● **DATASET ENTRIES**:
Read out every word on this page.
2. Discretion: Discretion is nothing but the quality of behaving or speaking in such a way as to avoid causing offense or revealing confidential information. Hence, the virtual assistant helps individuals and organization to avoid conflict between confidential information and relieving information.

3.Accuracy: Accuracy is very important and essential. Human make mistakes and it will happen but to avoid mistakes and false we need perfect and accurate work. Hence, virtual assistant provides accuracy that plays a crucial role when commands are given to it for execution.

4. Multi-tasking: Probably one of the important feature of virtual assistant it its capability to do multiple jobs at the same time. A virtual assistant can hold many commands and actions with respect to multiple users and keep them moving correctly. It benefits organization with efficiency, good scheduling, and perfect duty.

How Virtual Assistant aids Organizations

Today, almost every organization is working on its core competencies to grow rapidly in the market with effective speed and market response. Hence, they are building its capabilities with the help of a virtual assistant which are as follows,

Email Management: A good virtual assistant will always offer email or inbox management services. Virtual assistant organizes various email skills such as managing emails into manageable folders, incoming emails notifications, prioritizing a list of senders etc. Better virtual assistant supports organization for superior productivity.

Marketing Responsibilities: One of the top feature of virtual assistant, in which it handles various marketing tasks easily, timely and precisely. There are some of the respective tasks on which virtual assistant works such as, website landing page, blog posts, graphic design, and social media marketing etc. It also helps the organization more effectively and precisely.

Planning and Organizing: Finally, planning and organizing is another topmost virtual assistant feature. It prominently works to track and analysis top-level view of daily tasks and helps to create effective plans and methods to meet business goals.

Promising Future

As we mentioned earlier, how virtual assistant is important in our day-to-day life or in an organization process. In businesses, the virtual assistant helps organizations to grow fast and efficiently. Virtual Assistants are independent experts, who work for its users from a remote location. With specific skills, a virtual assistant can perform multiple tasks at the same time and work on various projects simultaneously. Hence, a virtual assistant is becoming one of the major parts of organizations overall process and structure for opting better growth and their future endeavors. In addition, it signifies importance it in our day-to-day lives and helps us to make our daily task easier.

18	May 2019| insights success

● **WHAT YOU NEED TO DO**: Reproduce the material exactly, with every line intact.

● **EXERCISE RESPONSE**:
Read out every word on this page.
2. Discretion: Discretion is nothing but the quality of behaving or speaking in such a way as to avoid causing offense or revealing confidential information. Hence, the virtual assistant helps individuals and organization to avoid conflict between confidential information and relieving information.

3.Accuracy: Accuracy is very important and essential. Human make mistakes and it will happen but to avoid mistakes and false we need perfect and accurate work. Hence, virtual assistant provides accuracy that plays a crucial role when commands are given to it for execution.

4. Multi-tasking: Probably one of the important feature of virtual assistant it its capability to do multiple jobs at the same time. A virtual assistant can hold many commands and actions with respect to multiple users and keep them moving correctly. It benefits organization with efficiency, good scheduling, and perfect duty.

How Virtual Assistant aids Organizations

Today, almost every organization is working on its core competencies to grow rapidly in the market with effective speed and market response. Hence, they are building its capabilities with the help of a virtual assistant which are as follows,

Email Management: A good virtual assistant will always offer email or inbox management services. Virtual assistant organizes various email skills such as managing emails into manageable folders, incoming emails notifications, prioritizing a list of senders etc. Better virtual assistant supports organization for superior productivity.

Marketing Responsibilities: One of the top feature of virtual assistant, in which it handles various marketing tasks easily, timely and precisely. There are some of the respective tasks on which virtual assistant works such as, website landing page, blog posts, graphic design, and social media marketing etc. It also helps the organization more effectively and precisely.

Planning and Organizing: Finally, planning and organizing is another topmost virtual assistant feature. It prominently works to track and analysis top-level view of daily tasks and helps to create effective plans and methods to meet business goals.

Promising Future

As we mentioned earlier, how virtual assistant is important in our day-to-day life or in an organization process. In businesses, the virtual assistant helps organizations to grow fast and efficiently. Virtual Assistants are independent experts, who work for its users from a remote location. With specific skills, a virtual assistant can perform multiple tasks at the same time and work on various projects simultaneously. Hence, a virtual assistant is becoming one of the major parts of organizations overall process and structure for opting better growth and their future endeavors. In addition, it signifies importance it in our day-to-day lives and helps us to make our daily task easier.

18	May 2019| insights success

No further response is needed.